-- START OF EXTRACTED ENTRIES --

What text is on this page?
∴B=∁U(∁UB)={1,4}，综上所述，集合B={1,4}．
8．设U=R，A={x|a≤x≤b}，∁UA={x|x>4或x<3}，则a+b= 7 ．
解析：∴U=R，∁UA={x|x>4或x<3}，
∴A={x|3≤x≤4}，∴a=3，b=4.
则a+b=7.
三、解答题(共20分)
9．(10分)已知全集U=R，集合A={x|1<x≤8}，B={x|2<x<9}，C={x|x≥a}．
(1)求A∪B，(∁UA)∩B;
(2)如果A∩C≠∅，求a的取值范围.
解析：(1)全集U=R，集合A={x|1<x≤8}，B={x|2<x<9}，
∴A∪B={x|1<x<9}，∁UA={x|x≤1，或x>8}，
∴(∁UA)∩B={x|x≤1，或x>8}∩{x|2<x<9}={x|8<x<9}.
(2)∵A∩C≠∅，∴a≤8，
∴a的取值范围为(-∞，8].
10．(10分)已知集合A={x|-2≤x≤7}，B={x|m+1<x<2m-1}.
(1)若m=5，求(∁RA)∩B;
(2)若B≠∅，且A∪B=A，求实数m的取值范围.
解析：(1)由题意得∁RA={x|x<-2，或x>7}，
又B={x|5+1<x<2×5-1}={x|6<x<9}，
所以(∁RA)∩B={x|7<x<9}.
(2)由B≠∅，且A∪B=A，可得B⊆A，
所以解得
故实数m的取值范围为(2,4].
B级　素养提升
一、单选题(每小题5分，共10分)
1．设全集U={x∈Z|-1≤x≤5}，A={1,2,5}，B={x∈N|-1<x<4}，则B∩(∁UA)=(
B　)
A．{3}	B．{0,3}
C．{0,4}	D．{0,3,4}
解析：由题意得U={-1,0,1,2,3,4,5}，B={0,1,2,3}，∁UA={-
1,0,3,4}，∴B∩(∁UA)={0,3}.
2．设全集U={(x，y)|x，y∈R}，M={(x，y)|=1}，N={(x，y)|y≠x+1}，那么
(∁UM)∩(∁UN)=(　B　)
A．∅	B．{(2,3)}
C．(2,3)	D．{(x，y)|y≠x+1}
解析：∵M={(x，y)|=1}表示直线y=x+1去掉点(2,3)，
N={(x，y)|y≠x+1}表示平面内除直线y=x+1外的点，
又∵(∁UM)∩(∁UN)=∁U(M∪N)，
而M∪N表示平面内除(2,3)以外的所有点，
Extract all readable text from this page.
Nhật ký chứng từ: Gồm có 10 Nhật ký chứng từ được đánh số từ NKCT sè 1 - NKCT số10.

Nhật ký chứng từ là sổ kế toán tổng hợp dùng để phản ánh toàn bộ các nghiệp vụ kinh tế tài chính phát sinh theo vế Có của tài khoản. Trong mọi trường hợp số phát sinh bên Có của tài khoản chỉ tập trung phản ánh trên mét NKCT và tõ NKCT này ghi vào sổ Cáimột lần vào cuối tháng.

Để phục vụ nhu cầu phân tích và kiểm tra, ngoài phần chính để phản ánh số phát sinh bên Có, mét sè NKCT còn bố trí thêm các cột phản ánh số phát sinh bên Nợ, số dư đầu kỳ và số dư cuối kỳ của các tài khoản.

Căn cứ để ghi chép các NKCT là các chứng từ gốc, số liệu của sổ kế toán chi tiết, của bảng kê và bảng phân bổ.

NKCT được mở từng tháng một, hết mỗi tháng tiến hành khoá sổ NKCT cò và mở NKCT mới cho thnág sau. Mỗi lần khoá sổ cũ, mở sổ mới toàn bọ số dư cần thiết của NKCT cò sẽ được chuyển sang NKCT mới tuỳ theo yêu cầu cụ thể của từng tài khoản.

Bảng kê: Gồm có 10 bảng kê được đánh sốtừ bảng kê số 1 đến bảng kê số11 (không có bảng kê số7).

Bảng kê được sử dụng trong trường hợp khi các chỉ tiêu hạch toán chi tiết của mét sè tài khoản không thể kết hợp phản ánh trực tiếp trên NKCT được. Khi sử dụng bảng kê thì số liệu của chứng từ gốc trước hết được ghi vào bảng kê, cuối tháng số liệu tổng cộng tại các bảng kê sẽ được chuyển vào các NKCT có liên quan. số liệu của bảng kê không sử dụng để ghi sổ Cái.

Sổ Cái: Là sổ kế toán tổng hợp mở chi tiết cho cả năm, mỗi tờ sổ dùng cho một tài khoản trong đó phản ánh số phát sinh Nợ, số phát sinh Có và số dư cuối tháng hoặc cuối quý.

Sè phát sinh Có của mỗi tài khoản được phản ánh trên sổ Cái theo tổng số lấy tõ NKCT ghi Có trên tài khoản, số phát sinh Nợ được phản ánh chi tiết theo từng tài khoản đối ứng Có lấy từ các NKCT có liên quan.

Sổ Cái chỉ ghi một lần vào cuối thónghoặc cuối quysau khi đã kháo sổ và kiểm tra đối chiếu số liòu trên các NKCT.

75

-- END OF EXTRACTED ENTRIES --

§ **YOUR TASK**: Provide an exact reproduction of all the entries shown above.

§ **TASK RESULT**:
What text is on this page?
∴B=∁U(∁UB)={1,4}，综上所述，集合B={1,4}．
8．设U=R，A={x|a≤x≤b}，∁UA={x|x>4或x<3}，则a+b= 7 ．
解析：∴U=R，∁UA={x|x>4或x<3}，
∴A={x|3≤x≤4}，∴a=3，b=4.
则a+b=7.
三、解答题(共20分)
9．(10分)已知全集U=R，集合A={x|1<x≤8}，B={x|2<x<9}，C={x|x≥a}．
(1)求A∪B，(∁UA)∩B;
(2)如果A∩C≠∅，求a的取值范围.
解析：(1)全集U=R，集合A={x|1<x≤8}，B={x|2<x<9}，
∴A∪B={x|1<x<9}，∁UA={x|x≤1，或x>8}，
∴(∁UA)∩B={x|x≤1，或x>8}∩{x|2<x<9}={x|8<x<9}.
(2)∵A∩C≠∅，∴a≤8，
∴a的取值范围为(-∞，8].
10．(10分)已知集合A={x|-2≤x≤7}，B={x|m+1<x<2m-1}.
(1)若m=5，求(∁RA)∩B;
(2)若B≠∅，且A∪B=A，求实数m的取值范围.
解析：(1)由题意得∁RA={x|x<-2，或x>7}，
又B={x|5+1<x<2×5-1}={x|6<x<9}，
所以(∁RA)∩B={x|7<x<9}.
(2)由B≠∅，且A∪B=A，可得B⊆A，
所以解得
故实数m的取值范围为(2,4].
B级　素养提升
一、单选题(每小题5分，共10分)
1．设全集U={x∈Z|-1≤x≤5}，A={1,2,5}，B={x∈N|-1<x<4}，则B∩(∁UA)=(
B　)
A．{3}	B．{0,3}
C．{0,4}	D．{0,3,4}
解析：由题意得U={-1,0,1,2,3,4,5}，B={0,1,2,3}，∁UA={-
1,0,3,4}，∴B∩(∁UA)={0,3}.
2．设全集U={(x，y)|x，y∈R}，M={(x，y)|=1}，N={(x，y)|y≠x+1}，那么
(∁UM)∩(∁UN)=(　B　)
A．∅	B．{(2,3)}
C．(2,3)	D．{(x，y)|y≠x+1}
解析：∵M={(x，y)|=1}表示直线y=x+1去掉点(2,3)，
N={(x，y)|y≠x+1}表示平面内除直线y=x+1外的点，
又∵(∁UM)∩(∁UN)=∁U(M∪N)，
而M∪N表示平面内除(2,3)以外的所有点，
Extract all readable text from this page.
Nhật ký chứng từ: Gồm có 10 Nhật ký chứng từ được đánh số từ NKCT sè 1 - NKCT số10.

Nhật ký chứng từ là sổ kế toán tổng hợp dùng để phản ánh toàn bộ các nghiệp vụ kinh tế tài chính phát sinh theo vế Có của tài khoản. Trong mọi trường hợp số phát sinh bên Có của tài khoản chỉ tập trung phản ánh trên mét NKCT và tõ NKCT này ghi vào sổ Cáimột lần vào cuối tháng.

Để phục vụ nhu cầu phân tích và kiểm tra, ngoài phần chính để phản ánh số phát sinh bên Có, mét sè NKCT còn bố trí thêm các cột phản ánh số phát sinh bên Nợ, số dư đầu kỳ và số dư cuối kỳ của các tài khoản.

Căn cứ để ghi chép các NKCT là các chứng từ gốc, số liệu của sổ kế toán chi tiết, của bảng kê và bảng phân bổ.

NKCT được mở từng tháng một, hết mỗi tháng tiến hành khoá sổ NKCT cò và mở NKCT mới cho thnág sau. Mỗi lần khoá sổ cũ, mở sổ mới toàn bọ số dư cần thiết của NKCT cò sẽ được chuyển sang NKCT mới tuỳ theo yêu cầu cụ thể của từng tài khoản.

Bảng kê: Gồm có 10 bảng kê được đánh sốtừ bảng kê số 1 đến bảng kê số11 (không có bảng kê số7).

Bảng kê được sử dụng trong trường hợp khi các chỉ tiêu hạch toán chi tiết của mét sè tài khoản không thể kết hợp phản ánh trực tiếp trên NKCT được. Khi sử dụng bảng kê thì số liệu của chứng từ gốc trước hết được ghi vào bảng kê, cuối tháng số liệu tổng cộng tại các bảng kê sẽ được chuyển vào các NKCT có liên quan. số liệu của bảng kê không sử dụng để ghi sổ Cái.

Sổ Cái: Là sổ kế toán tổng hợp mở chi tiết cho cả năm, mỗi tờ sổ dùng cho một tài khoản trong đó phản ánh số phát sinh Nợ, số phát sinh Có và số dư cuối tháng hoặc cuối quý.

Sè phát sinh Có của mỗi tài khoản được phản ánh trên sổ Cái theo tổng số lấy tõ NKCT ghi Có trên tài khoản, số phát sinh Nợ được phản ánh chi tiết theo từng tài khoản đối ứng Có lấy từ các NKCT có liên quan.

Sổ Cái chỉ ghi một lần vào cuối thónghoặc cuối quysau khi đã kháo sổ và kiểm tra đối chiếu số liòu trên các NKCT.

75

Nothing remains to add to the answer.